● Goal: Quote every line as given.
--- START Information shown ---
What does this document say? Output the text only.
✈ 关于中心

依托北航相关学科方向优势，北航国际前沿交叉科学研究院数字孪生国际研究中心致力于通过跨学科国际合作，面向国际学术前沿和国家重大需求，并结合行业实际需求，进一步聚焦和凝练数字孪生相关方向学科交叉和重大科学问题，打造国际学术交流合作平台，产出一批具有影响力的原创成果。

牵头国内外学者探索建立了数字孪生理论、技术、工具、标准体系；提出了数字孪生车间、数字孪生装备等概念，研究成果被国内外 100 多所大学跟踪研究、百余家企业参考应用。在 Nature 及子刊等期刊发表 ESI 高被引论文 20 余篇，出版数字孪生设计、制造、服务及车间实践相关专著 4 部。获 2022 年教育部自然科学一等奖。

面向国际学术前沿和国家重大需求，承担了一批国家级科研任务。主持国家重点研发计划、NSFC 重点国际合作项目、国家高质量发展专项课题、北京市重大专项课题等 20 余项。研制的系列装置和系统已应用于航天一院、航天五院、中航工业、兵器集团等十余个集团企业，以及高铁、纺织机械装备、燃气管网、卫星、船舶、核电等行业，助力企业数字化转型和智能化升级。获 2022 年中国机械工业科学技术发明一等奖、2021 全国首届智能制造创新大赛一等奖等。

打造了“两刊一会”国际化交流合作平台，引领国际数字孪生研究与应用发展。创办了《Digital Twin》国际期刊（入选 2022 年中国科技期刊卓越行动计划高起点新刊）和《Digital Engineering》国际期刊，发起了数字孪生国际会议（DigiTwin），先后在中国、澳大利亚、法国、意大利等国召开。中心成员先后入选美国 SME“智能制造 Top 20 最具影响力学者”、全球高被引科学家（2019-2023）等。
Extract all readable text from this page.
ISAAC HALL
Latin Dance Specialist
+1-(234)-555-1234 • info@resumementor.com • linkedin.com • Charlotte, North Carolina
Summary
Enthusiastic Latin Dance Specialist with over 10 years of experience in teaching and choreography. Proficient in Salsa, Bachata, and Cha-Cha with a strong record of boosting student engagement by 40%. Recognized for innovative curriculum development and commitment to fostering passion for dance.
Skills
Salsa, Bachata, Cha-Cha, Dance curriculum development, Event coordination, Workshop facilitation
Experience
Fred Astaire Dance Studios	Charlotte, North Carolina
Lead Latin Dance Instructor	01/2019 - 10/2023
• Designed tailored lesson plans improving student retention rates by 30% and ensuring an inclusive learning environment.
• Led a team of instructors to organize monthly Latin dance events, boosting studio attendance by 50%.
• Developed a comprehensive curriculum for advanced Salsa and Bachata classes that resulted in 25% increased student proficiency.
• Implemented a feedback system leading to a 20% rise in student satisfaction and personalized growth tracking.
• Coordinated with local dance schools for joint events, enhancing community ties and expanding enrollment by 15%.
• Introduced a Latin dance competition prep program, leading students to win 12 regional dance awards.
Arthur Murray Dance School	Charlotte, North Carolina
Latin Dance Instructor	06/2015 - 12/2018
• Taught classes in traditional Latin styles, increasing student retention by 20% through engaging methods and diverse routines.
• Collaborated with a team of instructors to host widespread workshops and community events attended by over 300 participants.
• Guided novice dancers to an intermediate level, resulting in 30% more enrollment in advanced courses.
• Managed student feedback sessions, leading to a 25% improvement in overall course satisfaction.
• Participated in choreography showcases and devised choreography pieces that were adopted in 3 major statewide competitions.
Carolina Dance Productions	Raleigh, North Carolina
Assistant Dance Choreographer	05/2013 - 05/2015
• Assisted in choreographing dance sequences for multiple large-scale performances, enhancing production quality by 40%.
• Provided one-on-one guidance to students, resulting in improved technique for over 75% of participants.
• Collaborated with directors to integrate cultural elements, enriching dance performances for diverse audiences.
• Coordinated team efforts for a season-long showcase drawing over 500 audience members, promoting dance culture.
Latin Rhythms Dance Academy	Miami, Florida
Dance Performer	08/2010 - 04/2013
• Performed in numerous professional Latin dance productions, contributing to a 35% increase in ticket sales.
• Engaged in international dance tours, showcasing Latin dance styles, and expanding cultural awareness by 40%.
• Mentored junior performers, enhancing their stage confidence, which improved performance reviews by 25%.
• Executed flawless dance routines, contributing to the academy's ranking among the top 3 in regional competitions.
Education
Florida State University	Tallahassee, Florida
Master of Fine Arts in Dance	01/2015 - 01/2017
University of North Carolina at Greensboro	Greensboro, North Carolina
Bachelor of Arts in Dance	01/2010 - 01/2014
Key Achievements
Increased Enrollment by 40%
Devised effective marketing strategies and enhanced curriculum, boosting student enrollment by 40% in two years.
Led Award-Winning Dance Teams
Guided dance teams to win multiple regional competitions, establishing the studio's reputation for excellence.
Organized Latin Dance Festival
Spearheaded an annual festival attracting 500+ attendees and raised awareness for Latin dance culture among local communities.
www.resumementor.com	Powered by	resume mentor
--- END Information shown ---
● The response:
What does this document say? Output the text only.
✈ 关于中心

依托北航相关学科方向优势，北航国际前沿交叉科学研究院数字孪生国际研究中心致力于通过跨学科国际合作，面向国际学术前沿和国家重大需求，并结合行业实际需求，进一步聚焦和凝练数字孪生相关方向学科交叉和重大科学问题，打造国际学术交流合作平台，产出一批具有影响力的原创成果。

牵头国内外学者探索建立了数字孪生理论、技术、工具、标准体系；提出了数字孪生车间、数字孪生装备等概念，研究成果被国内外 100 多所大学跟踪研究、百余家企业参考应用。在 Nature 及子刊等期刊发表 ESI 高被引论文 20 余篇，出版数字孪生设计、制造、服务及车间实践相关专著 4 部。获 2022 年教育部自然科学一等奖。

面向国际学术前沿和国家重大需求，承担了一批国家级科研任务。主持国家重点研发计划、NSFC 重点国际合作项目、国家高质量发展专项课题、北京市重大专项课题等 20 余项。研制的系列装置和系统已应用于航天一院、航天五院、中航工业、兵器集团等十余个集团企业，以及高铁、纺织机械装备、燃气管网、卫星、船舶、核电等行业，助力企业数字化转型和智能化升级。获 2022 年中国机械工业科学技术发明一等奖、2021 全国首届智能制造创新大赛一等奖等。

打造了“两刊一会”国际化交流合作平台，引领国际数字孪生研究与应用发展。创办了《Digital Twin》国际期刊（入选 2022 年中国科技期刊卓越行动计划高起点新刊）和《Digital Engineering》国际期刊，发起了数字孪生国际会议（DigiTwin），先后在中国、澳大利亚、法国、意大利等国召开。中心成员先后入选美国 SME“智能制造 Top 20 最具影响力学者”、全球高被引科学家（2019-2023）等。
Extract all readable text from this page.
ISAAC HALL
Latin Dance Specialist
+1-(234)-555-1234 • info@resumementor.com • linkedin.com • Charlotte, North Carolina
Summary
Enthusiastic Latin Dance Specialist with over 10 years of experience in teaching and choreography. Proficient in Salsa, Bachata, and Cha-Cha with a strong record of boosting student engagement by 40%. Recognized for innovative curriculum development and commitment to fostering passion for dance.
Skills
Salsa, Bachata, Cha-Cha, Dance curriculum development, Event coordination, Workshop facilitation
Experience
Fred Astaire Dance Studios	Charlotte, North Carolina
Lead Latin Dance Instructor	01/2019 - 10/2023
• Designed tailored lesson plans improving student retention rates by 30% and ensuring an inclusive learning environment.
• Led a team of instructors to organize monthly Latin dance events, boosting studio attendance by 50%.
• Developed a comprehensive curriculum for advanced Salsa and Bachata classes that resulted in 25% increased student proficiency.
• Implemented a feedback system leading to a 20% rise in student satisfaction and personalized growth tracking.
• Coordinated with local dance schools for joint events, enhancing community ties and expanding enrollment by 15%.
• Introduced a Latin dance competition prep program, leading students to win 12 regional dance awards.
Arthur Murray Dance School	Charlotte, North Carolina
Latin Dance Instructor	06/2015 - 12/2018
• Taught classes in traditional Latin styles, increasing student retention by 20% through engaging methods and diverse routines.
• Collaborated with a team of instructors to host widespread workshops and community events attended by over 300 participants.
• Guided novice dancers to an intermediate level, resulting in 30% more enrollment in advanced courses.
• Managed student feedback sessions, leading to a 25% improvement in overall course satisfaction.
• Participated in choreography showcases and devised choreography pieces that were adopted in 3 major statewide competitions.
Carolina Dance Productions	Raleigh, North Carolina
Assistant Dance Choreographer	05/2013 - 05/2015
• Assisted in choreographing dance sequences for multiple large-scale performances, enhancing production quality by 40%.
• Provided one-on-one guidance to students, resulting in improved technique for over 75% of participants.
• Collaborated with directors to integrate cultural elements, enriching dance performances for diverse audiences.
• Coordinated team efforts for a season-long showcase drawing over 500 audience members, promoting dance culture.
Latin Rhythms Dance Academy	Miami, Florida
Dance Performer	08/2010 - 04/2013
• Performed in numerous professional Latin dance productions, contributing to a 35% increase in ticket sales.
• Engaged in international dance tours, showcasing Latin dance styles, and expanding cultural awareness by 40%.
• Mentored junior performers, enhancing their stage confidence, which improved performance reviews by 25%.
• Executed flawless dance routines, contributing to the academy's ranking among the top 3 in regional competitions.
Education
Florida State University	Tallahassee, Florida
Master of Fine Arts in Dance	01/2015 - 01/2017
University of North Carolina at Greensboro	Greensboro, North Carolina
Bachelor of Arts in Dance	01/2010 - 01/2014
Key Achievements
Increased Enrollment by 40%
Devised effective marketing strategies and enhanced curriculum, boosting student enrollment by 40% in two years.
Led Award-Winning Dance Teams
Guided dance teams to win multiple regional competitions, establishing the studio's reputation for excellence.
Organized Latin Dance Festival
Spearheaded an annual festival attracting 500+ attendees and raised awareness for Latin dance culture among local communities.
www.resumementor.com	Powered by	resume mentor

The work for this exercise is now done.